STORED RECORDS →
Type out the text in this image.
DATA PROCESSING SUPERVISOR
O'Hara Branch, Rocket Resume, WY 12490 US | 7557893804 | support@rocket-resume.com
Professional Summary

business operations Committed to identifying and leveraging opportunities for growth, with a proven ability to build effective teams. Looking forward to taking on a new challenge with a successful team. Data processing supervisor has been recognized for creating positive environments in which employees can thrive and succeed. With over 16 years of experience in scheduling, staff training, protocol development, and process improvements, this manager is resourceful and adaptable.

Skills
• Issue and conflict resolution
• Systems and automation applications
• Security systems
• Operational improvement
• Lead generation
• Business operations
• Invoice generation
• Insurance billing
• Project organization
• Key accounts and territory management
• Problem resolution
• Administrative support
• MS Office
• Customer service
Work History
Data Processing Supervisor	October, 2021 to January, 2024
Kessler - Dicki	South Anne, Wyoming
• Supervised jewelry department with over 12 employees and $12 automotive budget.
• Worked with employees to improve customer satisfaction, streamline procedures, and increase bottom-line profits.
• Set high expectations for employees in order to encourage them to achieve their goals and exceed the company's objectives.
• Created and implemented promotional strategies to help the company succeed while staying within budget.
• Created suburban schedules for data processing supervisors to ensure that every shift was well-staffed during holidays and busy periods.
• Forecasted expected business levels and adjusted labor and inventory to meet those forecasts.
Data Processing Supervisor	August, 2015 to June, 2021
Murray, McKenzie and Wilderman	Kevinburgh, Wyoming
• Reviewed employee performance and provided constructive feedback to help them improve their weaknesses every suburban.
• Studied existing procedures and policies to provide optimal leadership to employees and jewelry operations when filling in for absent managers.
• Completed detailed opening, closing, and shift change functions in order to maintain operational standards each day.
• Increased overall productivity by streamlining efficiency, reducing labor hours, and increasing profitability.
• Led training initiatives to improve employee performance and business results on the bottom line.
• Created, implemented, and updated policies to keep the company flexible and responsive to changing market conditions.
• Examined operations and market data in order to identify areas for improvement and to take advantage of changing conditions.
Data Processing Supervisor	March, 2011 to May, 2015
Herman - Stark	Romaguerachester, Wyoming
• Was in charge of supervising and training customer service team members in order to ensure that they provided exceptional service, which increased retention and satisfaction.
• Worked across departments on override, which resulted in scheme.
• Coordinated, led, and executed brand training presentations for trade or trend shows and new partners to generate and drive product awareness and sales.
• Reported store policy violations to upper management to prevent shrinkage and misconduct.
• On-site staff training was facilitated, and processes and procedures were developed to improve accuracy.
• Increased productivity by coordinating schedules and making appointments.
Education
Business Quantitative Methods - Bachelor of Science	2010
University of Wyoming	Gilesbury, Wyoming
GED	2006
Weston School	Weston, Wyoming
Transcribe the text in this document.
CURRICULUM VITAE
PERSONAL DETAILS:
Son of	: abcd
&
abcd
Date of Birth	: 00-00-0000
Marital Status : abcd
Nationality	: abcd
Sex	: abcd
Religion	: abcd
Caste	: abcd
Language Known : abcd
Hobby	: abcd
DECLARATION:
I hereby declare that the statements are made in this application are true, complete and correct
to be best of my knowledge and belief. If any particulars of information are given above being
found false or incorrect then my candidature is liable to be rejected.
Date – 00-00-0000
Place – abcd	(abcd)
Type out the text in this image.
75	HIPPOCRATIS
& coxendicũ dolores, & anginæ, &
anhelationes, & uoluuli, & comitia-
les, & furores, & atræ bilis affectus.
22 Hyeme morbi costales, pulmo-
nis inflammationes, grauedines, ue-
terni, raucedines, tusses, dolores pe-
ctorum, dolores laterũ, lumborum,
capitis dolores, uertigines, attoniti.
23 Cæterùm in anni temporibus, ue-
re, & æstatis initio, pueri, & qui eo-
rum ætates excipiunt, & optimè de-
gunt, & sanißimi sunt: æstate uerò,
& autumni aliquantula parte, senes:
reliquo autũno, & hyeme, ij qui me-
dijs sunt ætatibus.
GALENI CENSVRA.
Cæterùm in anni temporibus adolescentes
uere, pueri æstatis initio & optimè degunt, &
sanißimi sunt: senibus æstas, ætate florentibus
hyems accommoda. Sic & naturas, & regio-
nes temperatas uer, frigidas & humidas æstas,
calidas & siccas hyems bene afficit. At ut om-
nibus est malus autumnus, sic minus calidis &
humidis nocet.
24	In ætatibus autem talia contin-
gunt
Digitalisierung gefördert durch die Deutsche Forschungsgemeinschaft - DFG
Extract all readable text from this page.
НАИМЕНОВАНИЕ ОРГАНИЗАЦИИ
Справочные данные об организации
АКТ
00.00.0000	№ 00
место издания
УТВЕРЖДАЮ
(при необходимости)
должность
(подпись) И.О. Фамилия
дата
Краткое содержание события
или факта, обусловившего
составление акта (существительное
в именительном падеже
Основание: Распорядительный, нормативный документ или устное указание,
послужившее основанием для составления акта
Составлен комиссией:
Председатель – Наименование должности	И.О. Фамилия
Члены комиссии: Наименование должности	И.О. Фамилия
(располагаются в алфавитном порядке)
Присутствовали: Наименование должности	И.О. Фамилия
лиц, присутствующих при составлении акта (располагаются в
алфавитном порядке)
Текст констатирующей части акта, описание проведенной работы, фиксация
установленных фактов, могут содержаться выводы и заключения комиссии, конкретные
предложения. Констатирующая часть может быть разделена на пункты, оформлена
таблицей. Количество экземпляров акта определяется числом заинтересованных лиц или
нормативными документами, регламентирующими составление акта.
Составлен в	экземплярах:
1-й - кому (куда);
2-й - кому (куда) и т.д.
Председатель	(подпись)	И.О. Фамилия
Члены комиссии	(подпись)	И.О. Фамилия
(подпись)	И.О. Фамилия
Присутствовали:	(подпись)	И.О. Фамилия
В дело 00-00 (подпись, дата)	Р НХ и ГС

YOUR INSTRUCTIONS → What do the records say? Quote them all exactly.

SOLUTION →
Type out the text in this image.
DATA PROCESSING SUPERVISOR
O'Hara Branch, Rocket Resume, WY 12490 US | 7557893804 | support@rocket-resume.com
Professional Summary

business operations Committed to identifying and leveraging opportunities for growth, with a proven ability to build effective teams. Looking forward to taking on a new challenge with a successful team. Data processing supervisor has been recognized for creating positive environments in which employees can thrive and succeed. With over 16 years of experience in scheduling, staff training, protocol development, and process improvements, this manager is resourceful and adaptable.

Skills
• Issue and conflict resolution
• Systems and automation applications
• Security systems
• Operational improvement
• Lead generation
• Business operations
• Invoice generation
• Insurance billing
• Project organization
• Key accounts and territory management
• Problem resolution
• Administrative support
• MS Office
• Customer service
Work History
Data Processing Supervisor	October, 2021 to January, 2024
Kessler - Dicki	South Anne, Wyoming
• Supervised jewelry department with over 12 employees and $12 automotive budget.
• Worked with employees to improve customer satisfaction, streamline procedures, and increase bottom-line profits.
• Set high expectations for employees in order to encourage them to achieve their goals and exceed the company's objectives.
• Created and implemented promotional strategies to help the company succeed while staying within budget.
• Created suburban schedules for data processing supervisors to ensure that every shift was well-staffed during holidays and busy periods.
• Forecasted expected business levels and adjusted labor and inventory to meet those forecasts.
Data Processing Supervisor	August, 2015 to June, 2021
Murray, McKenzie and Wilderman	Kevinburgh, Wyoming
• Reviewed employee performance and provided constructive feedback to help them improve their weaknesses every suburban.
• Studied existing procedures and policies to provide optimal leadership to employees and jewelry operations when filling in for absent managers.
• Completed detailed opening, closing, and shift change functions in order to maintain operational standards each day.
• Increased overall productivity by streamlining efficiency, reducing labor hours, and increasing profitability.
• Led training initiatives to improve employee performance and business results on the bottom line.
• Created, implemented, and updated policies to keep the company flexible and responsive to changing market conditions.
• Examined operations and market data in order to identify areas for improvement and to take advantage of changing conditions.
Data Processing Supervisor	March, 2011 to May, 2015
Herman - Stark	Romaguerachester, Wyoming
• Was in charge of supervising and training customer service team members in order to ensure that they provided exceptional service, which increased retention and satisfaction.
• Worked across departments on override, which resulted in scheme.
• Coordinated, led, and executed brand training presentations for trade or trend shows and new partners to generate and drive product awareness and sales.
• Reported store policy violations to upper management to prevent shrinkage and misconduct.
• On-site staff training was facilitated, and processes and procedures were developed to improve accuracy.
• Increased productivity by coordinating schedules and making appointments.
Education
Business Quantitative Methods - Bachelor of Science	2010
University of Wyoming	Gilesbury, Wyoming
GED	2006
Weston School	Weston, Wyoming
Transcribe the text in this document.
CURRICULUM VITAE
PERSONAL DETAILS:
Son of	: abcd
&
abcd
Date of Birth	: 00-00-0000
Marital Status : abcd
Nationality	: abcd
Sex	: abcd
Religion	: abcd
Caste	: abcd
Language Known : abcd
Hobby	: abcd
DECLARATION:
I hereby declare that the statements are made in this application are true, complete and correct
to be best of my knowledge and belief. If any particulars of information are given above being
found false or incorrect then my candidature is liable to be rejected.
Date – 00-00-0000
Place – abcd	(abcd)
Type out the text in this image.
75	HIPPOCRATIS
& coxendicũ dolores, & anginæ, &
anhelationes, & uoluuli, & comitia-
les, & furores, & atræ bilis affectus.
22 Hyeme morbi costales, pulmo-
nis inflammationes, grauedines, ue-
terni, raucedines, tusses, dolores pe-
ctorum, dolores laterũ, lumborum,
capitis dolores, uertigines, attoniti.
23 Cæterùm in anni temporibus, ue-
re, & æstatis initio, pueri, & qui eo-
rum ætates excipiunt, & optimè de-
gunt, & sanißimi sunt: æstate uerò,
& autumni aliquantula parte, senes:
reliquo autũno, & hyeme, ij qui me-
dijs sunt ætatibus.
GALENI CENSVRA.
Cæterùm in anni temporibus adolescentes
uere, pueri æstatis initio & optimè degunt, &
sanißimi sunt: senibus æstas, ætate florentibus
hyems accommoda. Sic & naturas, & regio-
nes temperatas uer, frigidas & humidas æstas,
calidas & siccas hyems bene afficit. At ut om-
nibus est malus autumnus, sic minus calidis &
humidis nocet.
24	In ætatibus autem talia contin-
gunt
Digitalisierung gefördert durch die Deutsche Forschungsgemeinschaft - DFG
Extract all readable text from this page.
НАИМЕНОВАНИЕ ОРГАНИЗАЦИИ
Справочные данные об организации
АКТ
00.00.0000	№ 00
место издания
УТВЕРЖДАЮ
(при необходимости)
должность
(подпись) И.О. Фамилия
дата
Краткое содержание события
или факта, обусловившего
составление акта (существительное
в именительном падеже
Основание: Распорядительный, нормативный документ или устное указание,
послужившее основанием для составления акта
Составлен комиссией:
Председатель – Наименование должности	И.О. Фамилия
Члены комиссии: Наименование должности	И.О. Фамилия
(располагаются в алфавитном порядке)
Присутствовали: Наименование должности	И.О. Фамилия
лиц, присутствующих при составлении акта (располагаются в
алфавитном порядке)
Текст констатирующей части акта, описание проведенной работы, фиксация
установленных фактов, могут содержаться выводы и заключения комиссии, конкретные
предложения. Констатирующая часть может быть разделена на пункты, оформлена
таблицей. Количество экземпляров акта определяется числом заинтересованных лиц или
нормативными документами, регламентирующими составление акта.
Составлен в	экземплярах:
1-й - кому (куда);
2-й - кому (куда) и т.д.
Председатель	(подпись)	И.О. Фамилия
Члены комиссии	(подпись)	И.О. Фамилия
(подпись)	И.О. Фамилия
Присутствовали:	(подпись)	И.О. Фамилия
В дело 00-00 (подпись, дата)	Р НХ и ГС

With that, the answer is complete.